Your goal: Write out the listing beneath this instruction in its entirety, exactly as it reads.

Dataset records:
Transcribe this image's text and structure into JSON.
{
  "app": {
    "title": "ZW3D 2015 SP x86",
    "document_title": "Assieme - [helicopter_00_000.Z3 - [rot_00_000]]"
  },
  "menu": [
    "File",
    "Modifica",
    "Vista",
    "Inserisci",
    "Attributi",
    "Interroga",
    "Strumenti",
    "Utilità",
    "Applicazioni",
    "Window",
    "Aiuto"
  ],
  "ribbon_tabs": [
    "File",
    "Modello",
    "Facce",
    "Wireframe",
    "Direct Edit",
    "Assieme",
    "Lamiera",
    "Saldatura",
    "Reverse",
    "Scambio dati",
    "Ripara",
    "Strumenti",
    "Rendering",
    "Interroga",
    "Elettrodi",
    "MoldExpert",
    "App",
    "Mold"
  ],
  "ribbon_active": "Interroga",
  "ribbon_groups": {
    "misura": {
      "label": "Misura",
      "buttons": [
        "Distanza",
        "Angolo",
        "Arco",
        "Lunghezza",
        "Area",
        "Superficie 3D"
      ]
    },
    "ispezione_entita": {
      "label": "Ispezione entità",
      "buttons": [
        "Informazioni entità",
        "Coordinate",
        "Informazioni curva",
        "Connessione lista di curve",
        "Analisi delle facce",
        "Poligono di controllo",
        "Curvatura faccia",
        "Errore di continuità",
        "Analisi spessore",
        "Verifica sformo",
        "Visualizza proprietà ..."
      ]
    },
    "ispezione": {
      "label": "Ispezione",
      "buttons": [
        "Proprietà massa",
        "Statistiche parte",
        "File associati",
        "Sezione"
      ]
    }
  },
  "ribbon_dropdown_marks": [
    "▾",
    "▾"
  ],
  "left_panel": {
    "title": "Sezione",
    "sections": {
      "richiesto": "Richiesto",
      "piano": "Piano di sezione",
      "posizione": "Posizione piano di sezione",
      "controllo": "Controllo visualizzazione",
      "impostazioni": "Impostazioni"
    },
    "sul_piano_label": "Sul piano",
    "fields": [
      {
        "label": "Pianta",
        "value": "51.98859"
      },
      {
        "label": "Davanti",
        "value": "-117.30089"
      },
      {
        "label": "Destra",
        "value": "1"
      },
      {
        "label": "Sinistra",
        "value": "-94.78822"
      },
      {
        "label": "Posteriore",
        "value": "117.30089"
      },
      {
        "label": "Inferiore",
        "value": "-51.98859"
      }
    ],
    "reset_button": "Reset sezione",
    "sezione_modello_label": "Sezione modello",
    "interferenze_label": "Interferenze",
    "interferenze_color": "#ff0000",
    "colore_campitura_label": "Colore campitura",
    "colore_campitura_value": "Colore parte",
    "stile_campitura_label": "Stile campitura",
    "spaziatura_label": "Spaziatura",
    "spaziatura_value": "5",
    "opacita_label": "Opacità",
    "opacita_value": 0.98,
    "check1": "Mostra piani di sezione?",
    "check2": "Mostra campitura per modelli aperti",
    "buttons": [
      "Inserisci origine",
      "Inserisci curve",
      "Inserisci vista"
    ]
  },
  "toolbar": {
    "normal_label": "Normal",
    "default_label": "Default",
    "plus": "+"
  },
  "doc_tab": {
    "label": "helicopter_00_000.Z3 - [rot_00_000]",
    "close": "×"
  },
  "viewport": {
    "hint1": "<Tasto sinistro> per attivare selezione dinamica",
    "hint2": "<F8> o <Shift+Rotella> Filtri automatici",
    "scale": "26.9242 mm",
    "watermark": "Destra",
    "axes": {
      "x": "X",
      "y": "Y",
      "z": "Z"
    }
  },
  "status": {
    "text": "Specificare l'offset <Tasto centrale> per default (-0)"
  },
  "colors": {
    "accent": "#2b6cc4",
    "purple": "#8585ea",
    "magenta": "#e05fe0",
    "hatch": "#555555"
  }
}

The response:
Transcribe this image's text and structure into JSON.
{
  "app": {
    "title": "ZW3D 2015 SP x86",
    "document_title": "Assieme - [helicopter_00_000.Z3 - [rot_00_000]]"
  },
  "menu": [
    "File",
    "Modifica",
    "Vista",
    "Inserisci",
    "Attributi",
    "Interroga",
    "Strumenti",
    "Utilità",
    "Applicazioni",
    "Window",
    "Aiuto"
  ],
  "ribbon_tabs": [
    "File",
    "Modello",
    "Facce",
    "Wireframe",
    "Direct Edit",
    "Assieme",
    "Lamiera",
    "Saldatura",
    "Reverse",
    "Scambio dati",
    "Ripara",
    "Strumenti",
    "Rendering",
    "Interroga",
    "Elettrodi",
    "MoldExpert",
    "App",
    "Mold"
  ],
  "ribbon_active": "Interroga",
  "ribbon_groups": {
    "misura": {
      "label": "Misura",
      "buttons": [
        "Distanza",
        "Angolo",
        "Arco",
        "Lunghezza",
        "Area",
        "Superficie 3D"
      ]
    },
    "ispezione_entita": {
      "label": "Ispezione entità",
      "buttons": [
        "Informazioni entità",
        "Coordinate",
        "Informazioni curva",
        "Connessione lista di curve",
        "Analisi delle facce",
        "Poligono di controllo",
        "Curvatura faccia",
        "Errore di continuità",
        "Analisi spessore",
        "Verifica sformo",
        "Visualizza proprietà ..."
      ]
    },
    "ispezione": {
      "label": "Ispezione",
      "buttons": [
        "Proprietà massa",
        "Statistiche parte",
        "File associati",
        "Sezione"
      ]
    }
  },
  "ribbon_dropdown_marks": [
    "▾",
    "▾"
  ],
  "left_panel": {
    "title": "Sezione",
    "sections": {
      "richiesto": "Richiesto",
      "piano": "Piano di sezione",
      "posizione": "Posizione piano di sezione",
      "controllo": "Controllo visualizzazione",
      "impostazioni": "Impostazioni"
    },
    "sul_piano_label": "Sul piano",
    "fields": [
      {
        "label": "Pianta",
        "value": "51.98859"
      },
      {
        "label": "Davanti",
        "value": "-117.30089"
      },
      {
        "label": "Destra",
        "value": "1"
      },
      {
        "label": "Sinistra",
        "value": "-94.78822"
      },
      {
        "label": "Posteriore",
        "value": "117.30089"
      },
      {
        "label": "Inferiore",
        "value": "-51.98859"
      }
    ],
    "reset_button": "Reset sezione",
    "sezione_modello_label": "Sezione modello",
    "interferenze_label": "Interferenze",
    "interferenze_color": "#ff0000",
    "colore_campitura_label": "Colore campitura",
    "colore_campitura_value": "Colore parte",
    "stile_campitura_label": "Stile campitura",
    "spaziatura_label": "Spaziatura",
    "spaziatura_value": "5",
    "opacita_label": "Opacità",
    "opacita_value": 0.98,
    "check1": "Mostra piani di sezione?",
    "check2": "Mostra campitura per modelli aperti",
    "buttons": [
      "Inserisci origine",
      "Inserisci curve",
      "Inserisci vista"
    ]
  },
  "toolbar": {
    "normal_label": "Normal",
    "default_label": "Default",
    "plus": "+"
  },
  "doc_tab": {
    "label": "helicopter_00_000.Z3 - [rot_00_000]",
    "close": "×"
  },
  "viewport": {
    "hint1": "<Tasto sinistro> per attivare selezione dinamica",
    "hint2": "<F8> o <Shift+Rotella> Filtri automatici",
    "scale": "26.9242 mm",
    "watermark": "Destra",
    "axes": {
      "x": "X",
      "y": "Y",
      "z": "Z"
    }
  },
  "status": {
    "text": "Specificare l'offset <Tasto centrale> per default (-0)"
  },
  "colors": {
    "accent": "#2b6cc4",
    "purple": "#8585ea",
    "magenta": "#e05fe0",
    "hatch": "#555555"
  }
}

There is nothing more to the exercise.